# What you need to do:
Retype each entry below exactly as it stands.

# Record excerpts:

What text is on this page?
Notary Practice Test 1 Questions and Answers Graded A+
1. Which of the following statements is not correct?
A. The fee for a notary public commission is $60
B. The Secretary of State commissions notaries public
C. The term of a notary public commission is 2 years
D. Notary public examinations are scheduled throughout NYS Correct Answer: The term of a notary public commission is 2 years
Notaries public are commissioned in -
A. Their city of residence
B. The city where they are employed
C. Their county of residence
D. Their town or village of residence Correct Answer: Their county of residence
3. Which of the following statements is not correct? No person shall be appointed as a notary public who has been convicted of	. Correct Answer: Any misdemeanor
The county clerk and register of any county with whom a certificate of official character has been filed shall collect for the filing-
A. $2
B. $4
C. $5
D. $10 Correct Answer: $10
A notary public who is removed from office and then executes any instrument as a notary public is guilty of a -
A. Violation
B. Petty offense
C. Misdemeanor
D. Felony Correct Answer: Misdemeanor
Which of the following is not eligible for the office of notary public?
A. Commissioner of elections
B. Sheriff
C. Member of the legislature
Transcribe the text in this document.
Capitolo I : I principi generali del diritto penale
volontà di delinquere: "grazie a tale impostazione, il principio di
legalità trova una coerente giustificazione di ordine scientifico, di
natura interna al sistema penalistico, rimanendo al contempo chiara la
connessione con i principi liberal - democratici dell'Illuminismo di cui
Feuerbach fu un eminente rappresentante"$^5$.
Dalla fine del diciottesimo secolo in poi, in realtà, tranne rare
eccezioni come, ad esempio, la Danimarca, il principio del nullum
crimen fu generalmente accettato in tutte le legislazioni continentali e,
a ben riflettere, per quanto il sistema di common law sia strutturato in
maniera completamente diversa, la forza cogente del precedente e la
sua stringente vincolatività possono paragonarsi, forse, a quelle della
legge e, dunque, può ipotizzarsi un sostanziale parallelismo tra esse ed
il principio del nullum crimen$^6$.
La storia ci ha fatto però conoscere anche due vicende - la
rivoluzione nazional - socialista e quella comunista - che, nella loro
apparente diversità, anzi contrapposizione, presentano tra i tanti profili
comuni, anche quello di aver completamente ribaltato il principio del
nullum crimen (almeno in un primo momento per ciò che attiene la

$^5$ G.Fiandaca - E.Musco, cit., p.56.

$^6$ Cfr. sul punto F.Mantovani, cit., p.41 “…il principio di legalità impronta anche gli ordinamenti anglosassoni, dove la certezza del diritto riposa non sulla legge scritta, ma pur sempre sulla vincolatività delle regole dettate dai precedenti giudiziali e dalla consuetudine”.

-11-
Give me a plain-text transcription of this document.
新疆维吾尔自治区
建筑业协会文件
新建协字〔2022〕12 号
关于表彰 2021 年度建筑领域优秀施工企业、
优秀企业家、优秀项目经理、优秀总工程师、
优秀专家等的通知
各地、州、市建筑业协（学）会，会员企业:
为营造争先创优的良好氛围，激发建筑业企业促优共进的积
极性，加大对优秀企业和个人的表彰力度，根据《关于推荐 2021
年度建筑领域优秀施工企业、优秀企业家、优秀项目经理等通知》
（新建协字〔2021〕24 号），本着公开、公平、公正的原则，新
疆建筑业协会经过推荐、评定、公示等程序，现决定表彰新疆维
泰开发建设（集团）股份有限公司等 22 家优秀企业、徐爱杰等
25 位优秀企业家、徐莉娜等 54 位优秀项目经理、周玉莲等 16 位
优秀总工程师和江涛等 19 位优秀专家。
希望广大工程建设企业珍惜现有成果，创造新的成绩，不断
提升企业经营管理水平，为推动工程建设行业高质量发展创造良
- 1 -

# Response below:
What text is on this page?
Notary Practice Test 1 Questions and Answers Graded A+
1. Which of the following statements is not correct?
A. The fee for a notary public commission is $60
B. The Secretary of State commissions notaries public
C. The term of a notary public commission is 2 years
D. Notary public examinations are scheduled throughout NYS Correct Answer: The term of a notary public commission is 2 years
Notaries public are commissioned in -
A. Their city of residence
B. The city where they are employed
C. Their county of residence
D. Their town or village of residence Correct Answer: Their county of residence
3. Which of the following statements is not correct? No person shall be appointed as a notary public who has been convicted of	. Correct Answer: Any misdemeanor
The county clerk and register of any county with whom a certificate of official character has been filed shall collect for the filing-
A. $2
B. $4
C. $5
D. $10 Correct Answer: $10
A notary public who is removed from office and then executes any instrument as a notary public is guilty of a -
A. Violation
B. Petty offense
C. Misdemeanor
D. Felony Correct Answer: Misdemeanor
Which of the following is not eligible for the office of notary public?
A. Commissioner of elections
B. Sheriff
C. Member of the legislature
Transcribe the text in this document.
Capitolo I : I principi generali del diritto penale
volontà di delinquere: "grazie a tale impostazione, il principio di
legalità trova una coerente giustificazione di ordine scientifico, di
natura interna al sistema penalistico, rimanendo al contempo chiara la
connessione con i principi liberal - democratici dell'Illuminismo di cui
Feuerbach fu un eminente rappresentante"$^5$.
Dalla fine del diciottesimo secolo in poi, in realtà, tranne rare
eccezioni come, ad esempio, la Danimarca, il principio del nullum
crimen fu generalmente accettato in tutte le legislazioni continentali e,
a ben riflettere, per quanto il sistema di common law sia strutturato in
maniera completamente diversa, la forza cogente del precedente e la
sua stringente vincolatività possono paragonarsi, forse, a quelle della
legge e, dunque, può ipotizzarsi un sostanziale parallelismo tra esse ed
il principio del nullum crimen$^6$.
La storia ci ha fatto però conoscere anche due vicende - la
rivoluzione nazional - socialista e quella comunista - che, nella loro
apparente diversità, anzi contrapposizione, presentano tra i tanti profili
comuni, anche quello di aver completamente ribaltato il principio del
nullum crimen (almeno in un primo momento per ciò che attiene la

$^5$ G.Fiandaca - E.Musco, cit., p.56.

$^6$ Cfr. sul punto F.Mantovani, cit., p.41 “…il principio di legalità impronta anche gli ordinamenti anglosassoni, dove la certezza del diritto riposa non sulla legge scritta, ma pur sempre sulla vincolatività delle regole dettate dai precedenti giudiziali e dalla consuetudine”.

-11-
Give me a plain-text transcription of this document.
新疆维吾尔自治区
建筑业协会文件
新建协字〔2022〕12 号
关于表彰 2021 年度建筑领域优秀施工企业、
优秀企业家、优秀项目经理、优秀总工程师、
优秀专家等的通知
各地、州、市建筑业协（学）会，会员企业:
为营造争先创优的良好氛围，激发建筑业企业促优共进的积
极性，加大对优秀企业和个人的表彰力度，根据《关于推荐 2021
年度建筑领域优秀施工企业、优秀企业家、优秀项目经理等通知》
（新建协字〔2021〕24 号），本着公开、公平、公正的原则，新
疆建筑业协会经过推荐、评定、公示等程序，现决定表彰新疆维
泰开发建设（集团）股份有限公司等 22 家优秀企业、徐爱杰等
25 位优秀企业家、徐莉娜等 54 位优秀项目经理、周玉莲等 16 位
优秀总工程师和江涛等 19 位优秀专家。
希望广大工程建设企业珍惜现有成果，创造新的成绩，不断
提升企业经营管理水平，为推动工程建设行业高质量发展创造良
- 1 -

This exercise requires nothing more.